Exercise >> Set every record down verbatim and omit the pictures.

Provided records >>

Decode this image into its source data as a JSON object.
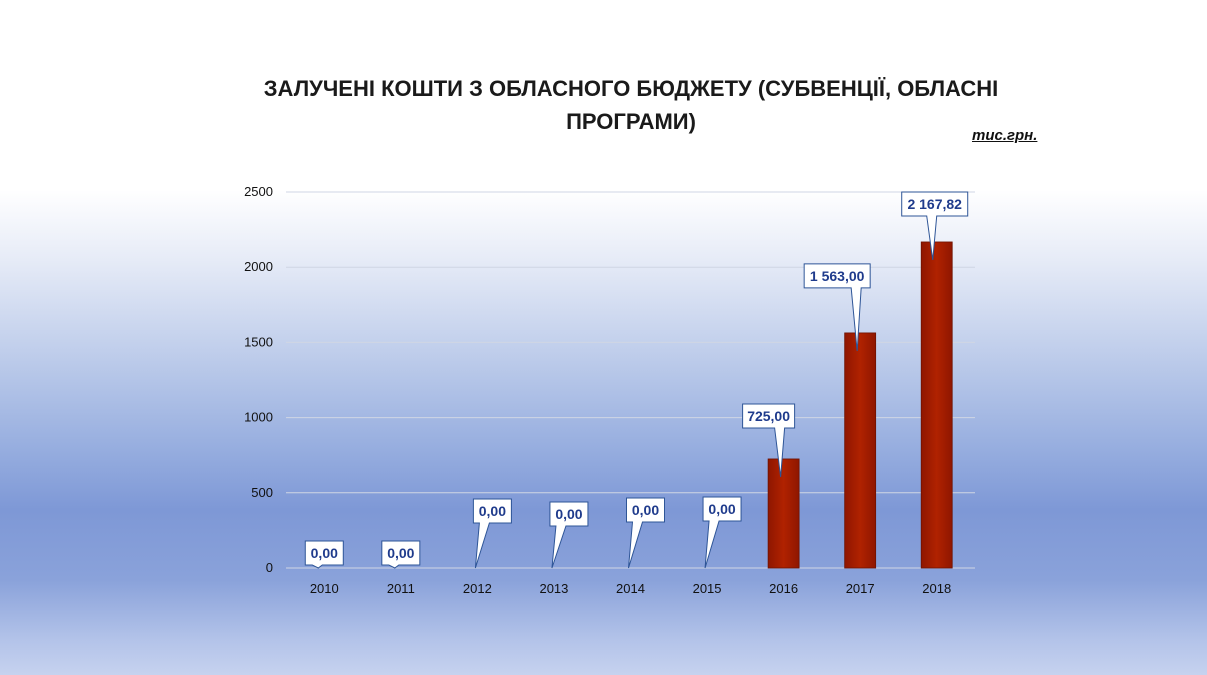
{
  "chart_data": {
    "type": "bar",
    "title": "ЗАЛУЧЕНІ КОШТИ З ОБЛАСНОГО БЮДЖЕТУ (СУБВЕНЦІЇ, ОБЛАСНІ ПРОГРАМИ)",
    "unit_label": "тис.грн.",
    "categories": [
      "2010",
      "2011",
      "2012",
      "2013",
      "2014",
      "2015",
      "2016",
      "2017",
      "2018"
    ],
    "values": [
      0,
      0,
      0,
      0,
      0,
      0,
      725,
      1563,
      2167.82
    ],
    "data_labels": [
      "0,00",
      "0,00",
      "0,00",
      "0,00",
      "0,00",
      "0,00",
      "725,00",
      "1 563,00",
      "2 167,82"
    ],
    "y_ticks": [
      "0",
      "500",
      "1000",
      "1500",
      "2000",
      "2500"
    ],
    "ylim": [
      0,
      2500
    ],
    "grid": true,
    "colors": {
      "bar": "#a51c00",
      "bar_edge": "#6e1200",
      "label_text": "#1f3b8c",
      "label_border": "#2e5597",
      "grid": "#d0d6e4"
    }
  }
}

Final result >>
Decode this image into its source data as a JSON object.
{
  "chart_data": {
    "type": "bar",
    "title": "ЗАЛУЧЕНІ КОШТИ З ОБЛАСНОГО БЮДЖЕТУ (СУБВЕНЦІЇ, ОБЛАСНІ ПРОГРАМИ)",
    "unit_label": "тис.грн.",
    "categories": [
      "2010",
      "2011",
      "2012",
      "2013",
      "2014",
      "2015",
      "2016",
      "2017",
      "2018"
    ],
    "values": [
      0,
      0,
      0,
      0,
      0,
      0,
      725,
      1563,
      2167.82
    ],
    "data_labels": [
      "0,00",
      "0,00",
      "0,00",
      "0,00",
      "0,00",
      "0,00",
      "725,00",
      "1 563,00",
      "2 167,82"
    ],
    "y_ticks": [
      "0",
      "500",
      "1000",
      "1500",
      "2000",
      "2500"
    ],
    "ylim": [
      0,
      2500
    ],
    "grid": true,
    "colors": {
      "bar": "#a51c00",
      "bar_edge": "#6e1200",
      "label_text": "#1f3b8c",
      "label_border": "#2e5597",
      "grid": "#d0d6e4"
    }
  }
}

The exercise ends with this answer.